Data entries

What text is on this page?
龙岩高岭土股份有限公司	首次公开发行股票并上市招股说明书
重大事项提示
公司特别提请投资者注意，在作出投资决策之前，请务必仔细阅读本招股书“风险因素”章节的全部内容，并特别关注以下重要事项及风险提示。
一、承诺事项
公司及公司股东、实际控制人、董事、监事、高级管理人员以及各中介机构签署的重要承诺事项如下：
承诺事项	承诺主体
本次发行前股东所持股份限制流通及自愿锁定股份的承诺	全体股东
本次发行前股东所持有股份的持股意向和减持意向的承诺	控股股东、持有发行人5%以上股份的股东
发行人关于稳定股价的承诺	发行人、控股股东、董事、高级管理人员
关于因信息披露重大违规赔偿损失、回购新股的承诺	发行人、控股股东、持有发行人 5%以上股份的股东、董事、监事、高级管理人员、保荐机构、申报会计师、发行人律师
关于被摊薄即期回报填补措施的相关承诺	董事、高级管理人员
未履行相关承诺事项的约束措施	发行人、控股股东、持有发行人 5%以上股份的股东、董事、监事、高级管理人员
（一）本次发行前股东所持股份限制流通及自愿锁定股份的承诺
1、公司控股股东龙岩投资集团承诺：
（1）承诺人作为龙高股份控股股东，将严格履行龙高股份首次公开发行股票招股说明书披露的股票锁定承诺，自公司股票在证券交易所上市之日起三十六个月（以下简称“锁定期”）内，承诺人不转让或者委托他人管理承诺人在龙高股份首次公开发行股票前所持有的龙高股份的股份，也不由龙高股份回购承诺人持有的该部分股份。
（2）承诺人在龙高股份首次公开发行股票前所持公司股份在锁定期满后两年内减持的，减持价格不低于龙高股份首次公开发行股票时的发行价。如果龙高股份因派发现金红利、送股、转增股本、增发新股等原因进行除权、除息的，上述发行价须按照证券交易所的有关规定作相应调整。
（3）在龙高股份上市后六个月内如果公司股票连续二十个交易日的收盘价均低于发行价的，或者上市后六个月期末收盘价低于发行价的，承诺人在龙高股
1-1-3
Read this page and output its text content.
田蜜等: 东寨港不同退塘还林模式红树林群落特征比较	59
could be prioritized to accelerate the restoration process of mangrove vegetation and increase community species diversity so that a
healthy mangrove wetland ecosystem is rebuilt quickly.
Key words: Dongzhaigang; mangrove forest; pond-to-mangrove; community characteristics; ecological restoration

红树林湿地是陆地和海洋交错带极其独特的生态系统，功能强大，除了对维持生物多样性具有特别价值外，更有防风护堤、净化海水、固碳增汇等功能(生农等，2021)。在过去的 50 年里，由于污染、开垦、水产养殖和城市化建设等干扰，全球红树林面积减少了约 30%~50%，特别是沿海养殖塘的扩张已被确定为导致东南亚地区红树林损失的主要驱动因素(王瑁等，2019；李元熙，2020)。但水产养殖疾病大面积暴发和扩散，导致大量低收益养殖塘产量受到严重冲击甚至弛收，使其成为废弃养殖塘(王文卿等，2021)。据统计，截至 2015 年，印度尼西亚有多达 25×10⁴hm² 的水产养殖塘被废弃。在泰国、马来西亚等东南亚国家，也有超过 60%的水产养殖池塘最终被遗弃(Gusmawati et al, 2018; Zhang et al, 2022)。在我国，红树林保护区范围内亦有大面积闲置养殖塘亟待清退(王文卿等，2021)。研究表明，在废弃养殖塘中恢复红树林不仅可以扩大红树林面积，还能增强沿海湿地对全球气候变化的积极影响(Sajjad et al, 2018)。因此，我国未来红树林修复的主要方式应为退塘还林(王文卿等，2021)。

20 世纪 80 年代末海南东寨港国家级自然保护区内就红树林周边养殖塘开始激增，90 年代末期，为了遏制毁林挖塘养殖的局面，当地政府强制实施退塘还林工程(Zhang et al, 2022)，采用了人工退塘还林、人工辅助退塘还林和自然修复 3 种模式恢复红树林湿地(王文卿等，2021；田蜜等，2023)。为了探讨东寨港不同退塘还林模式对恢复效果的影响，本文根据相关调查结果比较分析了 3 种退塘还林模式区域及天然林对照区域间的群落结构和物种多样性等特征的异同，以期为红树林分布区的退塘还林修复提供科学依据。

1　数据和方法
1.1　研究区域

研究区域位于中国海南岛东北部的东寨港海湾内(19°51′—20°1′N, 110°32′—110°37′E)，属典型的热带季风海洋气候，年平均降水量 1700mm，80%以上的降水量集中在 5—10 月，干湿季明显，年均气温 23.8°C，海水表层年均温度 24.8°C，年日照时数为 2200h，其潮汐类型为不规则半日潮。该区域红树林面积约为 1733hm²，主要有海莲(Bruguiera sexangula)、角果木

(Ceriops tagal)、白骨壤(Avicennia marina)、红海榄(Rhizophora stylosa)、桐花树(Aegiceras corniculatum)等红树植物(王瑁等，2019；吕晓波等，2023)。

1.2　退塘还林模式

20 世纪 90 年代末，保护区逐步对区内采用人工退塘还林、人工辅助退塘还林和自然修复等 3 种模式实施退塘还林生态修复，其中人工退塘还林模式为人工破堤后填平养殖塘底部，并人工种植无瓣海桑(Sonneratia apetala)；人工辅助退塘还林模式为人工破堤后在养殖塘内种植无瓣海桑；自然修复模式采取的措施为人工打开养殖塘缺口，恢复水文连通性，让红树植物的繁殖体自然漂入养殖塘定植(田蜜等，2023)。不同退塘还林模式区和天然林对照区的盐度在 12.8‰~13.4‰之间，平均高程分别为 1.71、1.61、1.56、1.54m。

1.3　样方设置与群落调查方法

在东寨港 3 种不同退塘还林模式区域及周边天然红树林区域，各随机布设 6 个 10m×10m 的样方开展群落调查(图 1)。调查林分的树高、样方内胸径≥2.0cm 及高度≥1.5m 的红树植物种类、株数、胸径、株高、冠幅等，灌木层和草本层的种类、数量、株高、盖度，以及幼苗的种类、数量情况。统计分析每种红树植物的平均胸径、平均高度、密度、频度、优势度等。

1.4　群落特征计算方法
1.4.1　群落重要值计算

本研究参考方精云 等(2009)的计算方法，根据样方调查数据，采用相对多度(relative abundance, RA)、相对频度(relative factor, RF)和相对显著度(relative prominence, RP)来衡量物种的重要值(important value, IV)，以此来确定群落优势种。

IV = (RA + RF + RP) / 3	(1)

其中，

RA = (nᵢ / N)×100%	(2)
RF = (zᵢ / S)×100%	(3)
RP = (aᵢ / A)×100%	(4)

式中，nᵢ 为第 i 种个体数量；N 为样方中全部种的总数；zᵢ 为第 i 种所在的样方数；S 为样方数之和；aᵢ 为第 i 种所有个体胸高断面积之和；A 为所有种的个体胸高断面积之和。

» **Required work**: Go through the preceding material and copy each line that has the word "mangrove".

» **Answer in full**:
could be prioritized to accelerate the restoration process of mangrove vegetation and increase community species diversity so that a
healthy mangrove wetland ecosystem is rebuilt quickly.
Key words: Dongzhaigang; mangrove forest; pond-to-mangrove; community characteristics; ecological restoration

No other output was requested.